— begin Task data —
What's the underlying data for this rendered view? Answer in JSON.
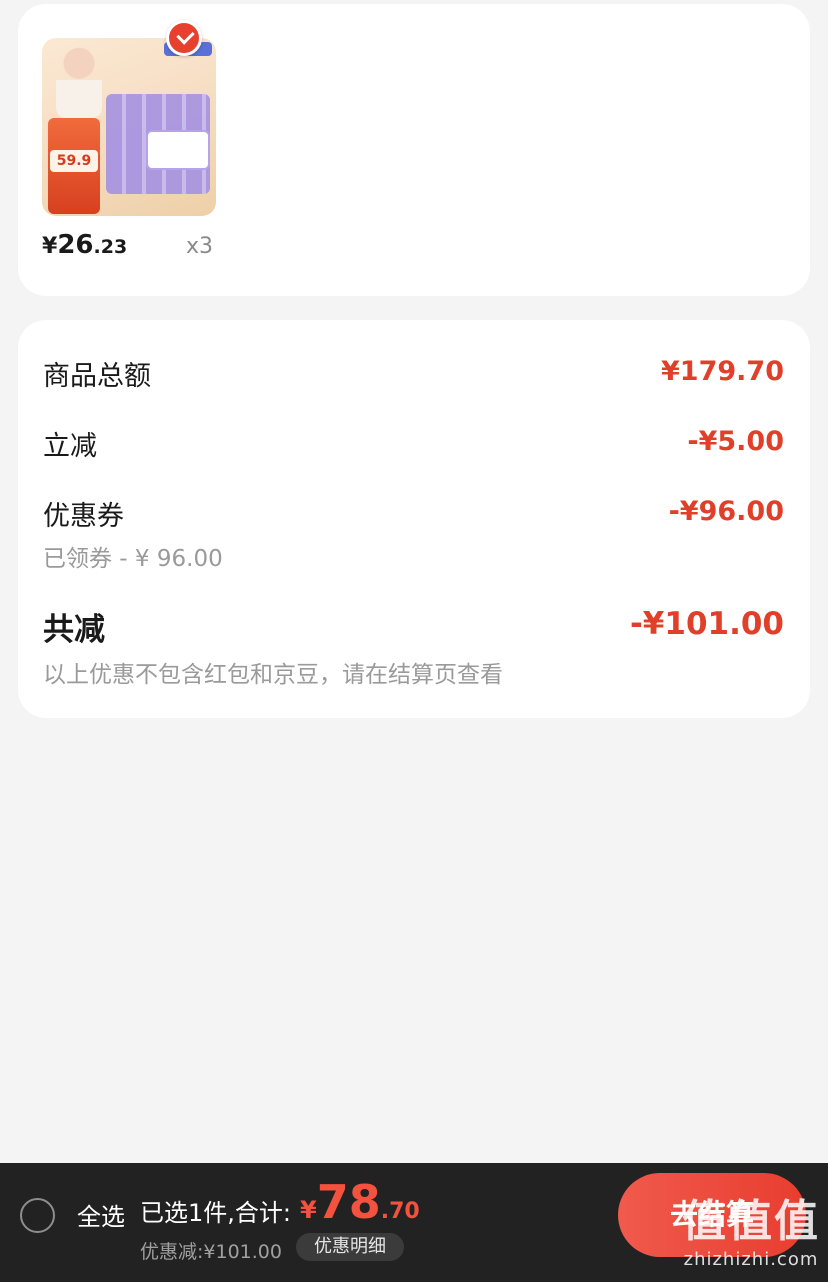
{
  "product": {
    "thumb_price_text": "59.9",
    "price_symbol": "¥",
    "price_integer": "26",
    "price_decimal": ".23",
    "quantity": "x3",
    "selected": true
  },
  "summary": {
    "rows": [
      {
        "label": "商品总额",
        "value": "¥179.70"
      },
      {
        "label": "立减",
        "value": "-¥5.00"
      },
      {
        "label": "优惠券",
        "value": "-¥96.00",
        "sub": "已领券 - ¥ 96.00"
      }
    ],
    "total_label": "共减",
    "total_value": "-¥101.00",
    "note": "以上优惠不包含红包和京豆，请在结算页查看"
  },
  "bottom_bar": {
    "select_all_label": "全选",
    "selected_text": "已选1件,合计:",
    "total_symbol": "¥",
    "total_integer": "78",
    "total_decimal": ".70",
    "discount_text": "优惠减:¥101.00",
    "detail_button": "优惠明细",
    "checkout_button": "去结算"
  },
  "watermark": {
    "logo_text": "值值值",
    "site": "zhizhizhi.com"
  },
  "colors": {
    "accent": "#e0402a",
    "bar_background": "#222222",
    "page_background": "#f4f4f4"
  }
}
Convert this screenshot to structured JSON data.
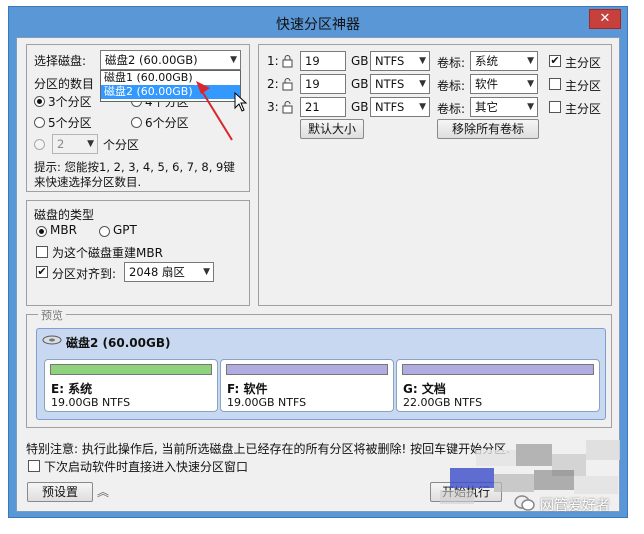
{
  "window": {
    "title": "快速分区神器",
    "close_label": "✕"
  },
  "disk_select": {
    "label": "选择磁盘:",
    "selected": "磁盘2 (60.00GB)",
    "options": [
      "磁盘1 (60.00GB)",
      "磁盘2 (60.00GB)"
    ]
  },
  "partition_count": {
    "label": "分区的数目",
    "options": [
      "3个分区",
      "4个分区",
      "5个分区",
      "6个分区"
    ],
    "custom_value": "2",
    "custom_suffix": "个分区",
    "hint": "提示: 您能按1, 2, 3, 4, 5, 6, 7, 8, 9键来快速选择分区数目."
  },
  "disk_type": {
    "label": "磁盘的类型",
    "mbr": "MBR",
    "gpt": "GPT",
    "rebuild_mbr": "为这个磁盘重建MBR",
    "align_label": "分区对齐到:",
    "align_value": "2048 扇区"
  },
  "partitions": {
    "unit": "GB",
    "volume_label": "卷标:",
    "primary_label": "主分区",
    "rows": [
      {
        "num": "1:",
        "size": "19",
        "fs": "NTFS",
        "volume": "系统",
        "primary": true
      },
      {
        "num": "2:",
        "size": "19",
        "fs": "NTFS",
        "volume": "软件",
        "primary": false
      },
      {
        "num": "3:",
        "size": "21",
        "fs": "NTFS",
        "volume": "其它",
        "primary": false
      }
    ],
    "default_size_btn": "默认大小",
    "remove_labels_btn": "移除所有卷标"
  },
  "preview": {
    "label": "预览",
    "disk_name": "磁盘2 (60.00GB)",
    "parts": [
      {
        "name": "E: 系统",
        "size": "19.00GB NTFS",
        "color": "#8fd27c"
      },
      {
        "name": "F: 软件",
        "size": "19.00GB NTFS",
        "color": "#b0ace0"
      },
      {
        "name": "G: 文档",
        "size": "22.00GB NTFS",
        "color": "#b0ace0"
      }
    ]
  },
  "footer": {
    "warning": "特别注意: 执行此操作后, 当前所选磁盘上已经存在的所有分区将被删除! 按回车键开始分区.",
    "quick_start": "下次启动软件时直接进入快速分区窗口",
    "preset_btn": "预设置",
    "start_btn": "开始执行"
  },
  "watermark": {
    "text": "网管爱好者"
  },
  "colors": {
    "title_bar": "#5a97d6",
    "preview_bg": "#c8d8f0",
    "selection": "#3399ff"
  }
}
— end Task data —
→ Required task:
Every line is to be duplicated exactly, though pictures stay out.

→ Finished answer:
What's the underlying data for this rendered view? Answer in JSON.
{
  "product": {
    "thumb_price_text": "59.9",
    "price_symbol": "¥",
    "price_integer": "26",
    "price_decimal": ".23",
    "quantity": "x3",
    "selected": true
  },
  "summary": {
    "rows": [
      {
        "label": "商品总额",
        "value": "¥179.70"
      },
      {
        "label": "立减",
        "value": "-¥5.00"
      },
      {
        "label": "优惠券",
        "value": "-¥96.00",
        "sub": "已领券 - ¥ 96.00"
      }
    ],
    "total_label": "共减",
    "total_value": "-¥101.00",
    "note": "以上优惠不包含红包和京豆，请在结算页查看"
  },
  "bottom_bar": {
    "select_all_label": "全选",
    "selected_text": "已选1件,合计:",
    "total_symbol": "¥",
    "total_integer": "78",
    "total_decimal": ".70",
    "discount_text": "优惠减:¥101.00",
    "detail_button": "优惠明细",
    "checkout_button": "去结算"
  },
  "watermark": {
    "logo_text": "值值值",
    "site": "zhizhizhi.com"
  },
  "colors": {
    "accent": "#e0402a",
    "bar_background": "#222222",
    "page_background": "#f4f4f4"
  }
}
Convert this screenshot to structured JSON data.
{
  "window": {
    "title": "快速分区神器",
    "close_label": "✕"
  },
  "disk_select": {
    "label": "选择磁盘:",
    "selected": "磁盘2 (60.00GB)",
    "options": [
      "磁盘1 (60.00GB)",
      "磁盘2 (60.00GB)"
    ]
  },
  "partition_count": {
    "label": "分区的数目",
    "options": [
      "3个分区",
      "4个分区",
      "5个分区",
      "6个分区"
    ],
    "custom_value": "2",
    "custom_suffix": "个分区",
    "hint": "提示: 您能按1, 2, 3, 4, 5, 6, 7, 8, 9键来快速选择分区数目."
  },
  "disk_type": {
    "label": "磁盘的类型",
    "mbr": "MBR",
    "gpt": "GPT",
    "rebuild_mbr": "为这个磁盘重建MBR",
    "align_label": "分区对齐到:",
    "align_value": "2048 扇区"
  },
  "partitions": {
    "unit": "GB",
    "volume_label": "卷标:",
    "primary_label": "主分区",
    "rows": [
      {
        "num": "1:",
        "size": "19",
        "fs": "NTFS",
        "volume": "系统",
        "primary": true
      },
      {
        "num": "2:",
        "size": "19",
        "fs": "NTFS",
        "volume": "软件",
        "primary": false
      },
      {
        "num": "3:",
        "size": "21",
        "fs": "NTFS",
        "volume": "其它",
        "primary": false
      }
    ],
    "default_size_btn": "默认大小",
    "remove_labels_btn": "移除所有卷标"
  },
  "preview": {
    "label": "预览",
    "disk_name": "磁盘2 (60.00GB)",
    "parts": [
      {
        "name": "E: 系统",
        "size": "19.00GB NTFS",
        "color": "#8fd27c"
      },
      {
        "name": "F: 软件",
        "size": "19.00GB NTFS",
        "color": "#b0ace0"
      },
      {
        "name": "G: 文档",
        "size": "22.00GB NTFS",
        "color": "#b0ace0"
      }
    ]
  },
  "footer": {
    "warning": "特别注意: 执行此操作后, 当前所选磁盘上已经存在的所有分区将被删除! 按回车键开始分区.",
    "quick_start": "下次启动软件时直接进入快速分区窗口",
    "preset_btn": "预设置",
    "start_btn": "开始执行"
  },
  "watermark": {
    "text": "网管爱好者"
  },
  "colors": {
    "title_bar": "#5a97d6",
    "preview_bg": "#c8d8f0",
    "selection": "#3399ff"
  }
}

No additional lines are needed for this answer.